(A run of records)

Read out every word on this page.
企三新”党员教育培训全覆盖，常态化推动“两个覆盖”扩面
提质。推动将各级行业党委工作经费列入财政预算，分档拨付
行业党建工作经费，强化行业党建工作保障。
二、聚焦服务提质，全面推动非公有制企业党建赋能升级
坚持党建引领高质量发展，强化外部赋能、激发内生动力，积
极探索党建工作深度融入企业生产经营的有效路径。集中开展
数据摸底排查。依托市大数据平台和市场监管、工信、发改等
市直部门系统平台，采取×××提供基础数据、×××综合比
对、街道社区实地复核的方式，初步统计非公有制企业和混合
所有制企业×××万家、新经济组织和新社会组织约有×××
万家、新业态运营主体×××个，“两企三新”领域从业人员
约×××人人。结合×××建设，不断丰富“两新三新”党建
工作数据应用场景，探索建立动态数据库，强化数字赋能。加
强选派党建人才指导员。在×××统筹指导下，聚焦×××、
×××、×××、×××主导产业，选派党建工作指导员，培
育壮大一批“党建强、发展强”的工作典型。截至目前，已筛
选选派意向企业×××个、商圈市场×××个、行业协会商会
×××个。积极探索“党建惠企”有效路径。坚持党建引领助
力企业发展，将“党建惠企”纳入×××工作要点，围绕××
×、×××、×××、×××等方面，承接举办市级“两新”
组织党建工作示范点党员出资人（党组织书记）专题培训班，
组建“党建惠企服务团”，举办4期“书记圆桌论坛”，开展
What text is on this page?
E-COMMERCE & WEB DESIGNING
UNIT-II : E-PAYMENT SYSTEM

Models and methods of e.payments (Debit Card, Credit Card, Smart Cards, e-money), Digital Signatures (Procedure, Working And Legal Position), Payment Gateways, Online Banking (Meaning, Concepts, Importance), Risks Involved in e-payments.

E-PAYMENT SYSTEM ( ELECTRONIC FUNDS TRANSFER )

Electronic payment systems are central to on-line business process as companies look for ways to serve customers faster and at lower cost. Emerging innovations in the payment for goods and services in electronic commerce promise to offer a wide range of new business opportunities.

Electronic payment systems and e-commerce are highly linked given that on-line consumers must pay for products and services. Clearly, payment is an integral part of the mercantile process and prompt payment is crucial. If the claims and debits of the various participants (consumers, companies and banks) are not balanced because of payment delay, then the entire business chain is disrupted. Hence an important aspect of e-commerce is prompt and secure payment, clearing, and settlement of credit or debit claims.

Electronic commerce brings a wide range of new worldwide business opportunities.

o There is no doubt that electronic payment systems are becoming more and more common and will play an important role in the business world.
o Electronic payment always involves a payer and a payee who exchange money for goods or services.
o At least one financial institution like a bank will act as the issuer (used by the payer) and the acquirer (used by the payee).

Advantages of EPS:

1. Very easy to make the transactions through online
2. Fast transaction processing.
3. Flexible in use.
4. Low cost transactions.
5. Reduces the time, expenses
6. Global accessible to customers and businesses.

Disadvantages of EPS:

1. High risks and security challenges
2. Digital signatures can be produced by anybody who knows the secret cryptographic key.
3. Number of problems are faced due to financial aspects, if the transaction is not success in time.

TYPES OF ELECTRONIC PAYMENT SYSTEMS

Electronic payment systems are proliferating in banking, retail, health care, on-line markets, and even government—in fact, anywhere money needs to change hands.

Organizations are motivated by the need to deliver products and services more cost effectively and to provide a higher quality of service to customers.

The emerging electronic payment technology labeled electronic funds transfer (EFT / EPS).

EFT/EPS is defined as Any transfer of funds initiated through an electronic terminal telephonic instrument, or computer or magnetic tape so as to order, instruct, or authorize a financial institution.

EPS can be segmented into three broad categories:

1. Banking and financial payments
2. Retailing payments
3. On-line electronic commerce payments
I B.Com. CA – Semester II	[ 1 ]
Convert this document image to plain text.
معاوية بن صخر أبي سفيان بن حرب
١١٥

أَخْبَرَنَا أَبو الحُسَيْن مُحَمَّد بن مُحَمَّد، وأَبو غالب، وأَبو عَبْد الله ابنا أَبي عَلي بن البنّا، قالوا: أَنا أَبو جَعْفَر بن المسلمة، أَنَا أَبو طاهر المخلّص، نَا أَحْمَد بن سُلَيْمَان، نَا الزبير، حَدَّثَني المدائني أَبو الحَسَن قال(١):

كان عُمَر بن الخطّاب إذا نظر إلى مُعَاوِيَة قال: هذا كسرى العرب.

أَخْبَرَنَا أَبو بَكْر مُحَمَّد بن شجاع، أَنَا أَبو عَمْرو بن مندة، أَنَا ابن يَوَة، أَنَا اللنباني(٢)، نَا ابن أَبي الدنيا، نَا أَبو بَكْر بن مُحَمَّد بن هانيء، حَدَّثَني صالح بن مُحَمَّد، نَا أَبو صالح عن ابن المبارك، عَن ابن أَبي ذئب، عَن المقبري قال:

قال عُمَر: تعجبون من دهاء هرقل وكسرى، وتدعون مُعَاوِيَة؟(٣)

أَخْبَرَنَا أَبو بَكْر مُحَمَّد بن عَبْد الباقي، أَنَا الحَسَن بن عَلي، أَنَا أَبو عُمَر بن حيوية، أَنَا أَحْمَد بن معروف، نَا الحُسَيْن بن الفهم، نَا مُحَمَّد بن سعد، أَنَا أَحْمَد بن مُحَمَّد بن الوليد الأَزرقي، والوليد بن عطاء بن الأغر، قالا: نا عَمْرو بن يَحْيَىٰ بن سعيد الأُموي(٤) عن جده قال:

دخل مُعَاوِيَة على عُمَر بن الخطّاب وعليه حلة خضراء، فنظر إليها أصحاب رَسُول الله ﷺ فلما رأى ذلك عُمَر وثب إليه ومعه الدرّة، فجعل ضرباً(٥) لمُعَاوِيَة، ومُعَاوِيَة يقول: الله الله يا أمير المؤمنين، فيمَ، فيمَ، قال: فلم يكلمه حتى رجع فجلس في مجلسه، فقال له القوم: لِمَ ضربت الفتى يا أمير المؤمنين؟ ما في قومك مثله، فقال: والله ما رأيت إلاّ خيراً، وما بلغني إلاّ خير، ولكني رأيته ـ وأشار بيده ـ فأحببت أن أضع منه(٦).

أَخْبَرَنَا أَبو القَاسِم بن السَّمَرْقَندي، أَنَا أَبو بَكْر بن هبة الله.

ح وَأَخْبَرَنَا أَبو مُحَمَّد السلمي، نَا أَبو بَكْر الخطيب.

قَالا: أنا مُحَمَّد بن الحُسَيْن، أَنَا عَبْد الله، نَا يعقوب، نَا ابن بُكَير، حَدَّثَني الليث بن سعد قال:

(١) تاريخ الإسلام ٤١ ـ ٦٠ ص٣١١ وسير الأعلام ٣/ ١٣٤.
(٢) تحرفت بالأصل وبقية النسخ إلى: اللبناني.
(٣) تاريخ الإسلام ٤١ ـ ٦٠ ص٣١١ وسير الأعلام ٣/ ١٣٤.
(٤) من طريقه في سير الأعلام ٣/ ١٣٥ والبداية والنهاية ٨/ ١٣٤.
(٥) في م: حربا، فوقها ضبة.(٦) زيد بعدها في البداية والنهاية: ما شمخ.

## TASK DESCRIPTION
From the records above, extract every entry verbatim.

## SOLUTION TO THIS EXERCISE
Read out every word on this page.
企三新”党员教育培训全覆盖，常态化推动“两个覆盖”扩面
提质。推动将各级行业党委工作经费列入财政预算，分档拨付
行业党建工作经费，强化行业党建工作保障。
二、聚焦服务提质，全面推动非公有制企业党建赋能升级
坚持党建引领高质量发展，强化外部赋能、激发内生动力，积
极探索党建工作深度融入企业生产经营的有效路径。集中开展
数据摸底排查。依托市大数据平台和市场监管、工信、发改等
市直部门系统平台，采取×××提供基础数据、×××综合比
对、街道社区实地复核的方式，初步统计非公有制企业和混合
所有制企业×××万家、新经济组织和新社会组织约有×××
万家、新业态运营主体×××个，“两企三新”领域从业人员
约×××人人。结合×××建设，不断丰富“两新三新”党建
工作数据应用场景，探索建立动态数据库，强化数字赋能。加
强选派党建人才指导员。在×××统筹指导下，聚焦×××、
×××、×××、×××主导产业，选派党建工作指导员，培
育壮大一批“党建强、发展强”的工作典型。截至目前，已筛
选选派意向企业×××个、商圈市场×××个、行业协会商会
×××个。积极探索“党建惠企”有效路径。坚持党建引领助
力企业发展，将“党建惠企”纳入×××工作要点，围绕××
×、×××、×××、×××等方面，承接举办市级“两新”
组织党建工作示范点党员出资人（党组织书记）专题培训班，
组建“党建惠企服务团”，举办4期“书记圆桌论坛”，开展
What text is on this page?
E-COMMERCE & WEB DESIGNING
UNIT-II : E-PAYMENT SYSTEM

Models and methods of e.payments (Debit Card, Credit Card, Smart Cards, e-money), Digital Signatures (Procedure, Working And Legal Position), Payment Gateways, Online Banking (Meaning, Concepts, Importance), Risks Involved in e-payments.

E-PAYMENT SYSTEM ( ELECTRONIC FUNDS TRANSFER )

Electronic payment systems are central to on-line business process as companies look for ways to serve customers faster and at lower cost. Emerging innovations in the payment for goods and services in electronic commerce promise to offer a wide range of new business opportunities.

Electronic payment systems and e-commerce are highly linked given that on-line consumers must pay for products and services. Clearly, payment is an integral part of the mercantile process and prompt payment is crucial. If the claims and debits of the various participants (consumers, companies and banks) are not balanced because of payment delay, then the entire business chain is disrupted. Hence an important aspect of e-commerce is prompt and secure payment, clearing, and settlement of credit or debit claims.

Electronic commerce brings a wide range of new worldwide business opportunities.

o There is no doubt that electronic payment systems are becoming more and more common and will play an important role in the business world.
o Electronic payment always involves a payer and a payee who exchange money for goods or services.
o At least one financial institution like a bank will act as the issuer (used by the payer) and the acquirer (used by the payee).

Advantages of EPS:

1. Very easy to make the transactions through online
2. Fast transaction processing.
3. Flexible in use.
4. Low cost transactions.
5. Reduces the time, expenses
6. Global accessible to customers and businesses.

Disadvantages of EPS:

1. High risks and security challenges
2. Digital signatures can be produced by anybody who knows the secret cryptographic key.
3. Number of problems are faced due to financial aspects, if the transaction is not success in time.

TYPES OF ELECTRONIC PAYMENT SYSTEMS

Electronic payment systems are proliferating in banking, retail, health care, on-line markets, and even government—in fact, anywhere money needs to change hands.

Organizations are motivated by the need to deliver products and services more cost effectively and to provide a higher quality of service to customers.

The emerging electronic payment technology labeled electronic funds transfer (EFT / EPS).

EFT/EPS is defined as Any transfer of funds initiated through an electronic terminal telephonic instrument, or computer or magnetic tape so as to order, instruct, or authorize a financial institution.

EPS can be segmented into three broad categories:

1. Banking and financial payments
2. Retailing payments
3. On-line electronic commerce payments
I B.Com. CA – Semester II	[ 1 ]
Convert this document image to plain text.
معاوية بن صخر أبي سفيان بن حرب
١١٥

أَخْبَرَنَا أَبو الحُسَيْن مُحَمَّد بن مُحَمَّد، وأَبو غالب، وأَبو عَبْد الله ابنا أَبي عَلي بن البنّا، قالوا: أَنا أَبو جَعْفَر بن المسلمة، أَنَا أَبو طاهر المخلّص، نَا أَحْمَد بن سُلَيْمَان، نَا الزبير، حَدَّثَني المدائني أَبو الحَسَن قال(١):

كان عُمَر بن الخطّاب إذا نظر إلى مُعَاوِيَة قال: هذا كسرى العرب.

أَخْبَرَنَا أَبو بَكْر مُحَمَّد بن شجاع، أَنَا أَبو عَمْرو بن مندة، أَنَا ابن يَوَة، أَنَا اللنباني(٢)، نَا ابن أَبي الدنيا، نَا أَبو بَكْر بن مُحَمَّد بن هانيء، حَدَّثَني صالح بن مُحَمَّد، نَا أَبو صالح عن ابن المبارك، عَن ابن أَبي ذئب، عَن المقبري قال:

قال عُمَر: تعجبون من دهاء هرقل وكسرى، وتدعون مُعَاوِيَة؟(٣)

أَخْبَرَنَا أَبو بَكْر مُحَمَّد بن عَبْد الباقي، أَنَا الحَسَن بن عَلي، أَنَا أَبو عُمَر بن حيوية، أَنَا أَحْمَد بن معروف، نَا الحُسَيْن بن الفهم، نَا مُحَمَّد بن سعد، أَنَا أَحْمَد بن مُحَمَّد بن الوليد الأَزرقي، والوليد بن عطاء بن الأغر، قالا: نا عَمْرو بن يَحْيَىٰ بن سعيد الأُموي(٤) عن جده قال:

دخل مُعَاوِيَة على عُمَر بن الخطّاب وعليه حلة خضراء، فنظر إليها أصحاب رَسُول الله ﷺ فلما رأى ذلك عُمَر وثب إليه ومعه الدرّة، فجعل ضرباً(٥) لمُعَاوِيَة، ومُعَاوِيَة يقول: الله الله يا أمير المؤمنين، فيمَ، فيمَ، قال: فلم يكلمه حتى رجع فجلس في مجلسه، فقال له القوم: لِمَ ضربت الفتى يا أمير المؤمنين؟ ما في قومك مثله، فقال: والله ما رأيت إلاّ خيراً، وما بلغني إلاّ خير، ولكني رأيته ـ وأشار بيده ـ فأحببت أن أضع منه(٦).

أَخْبَرَنَا أَبو القَاسِم بن السَّمَرْقَندي، أَنَا أَبو بَكْر بن هبة الله.

ح وَأَخْبَرَنَا أَبو مُحَمَّد السلمي، نَا أَبو بَكْر الخطيب.

قَالا: أنا مُحَمَّد بن الحُسَيْن، أَنَا عَبْد الله، نَا يعقوب، نَا ابن بُكَير، حَدَّثَني الليث بن سعد قال:

(١) تاريخ الإسلام ٤١ ـ ٦٠ ص٣١١ وسير الأعلام ٣/ ١٣٤.
(٢) تحرفت بالأصل وبقية النسخ إلى: اللبناني.
(٣) تاريخ الإسلام ٤١ ـ ٦٠ ص٣١١ وسير الأعلام ٣/ ١٣٤.
(٤) من طريقه في سير الأعلام ٣/ ١٣٥ والبداية والنهاية ٨/ ١٣٤.
(٥) في م: حربا، فوقها ضبة.(٦) زيد بعدها في البداية والنهاية: ما شمخ.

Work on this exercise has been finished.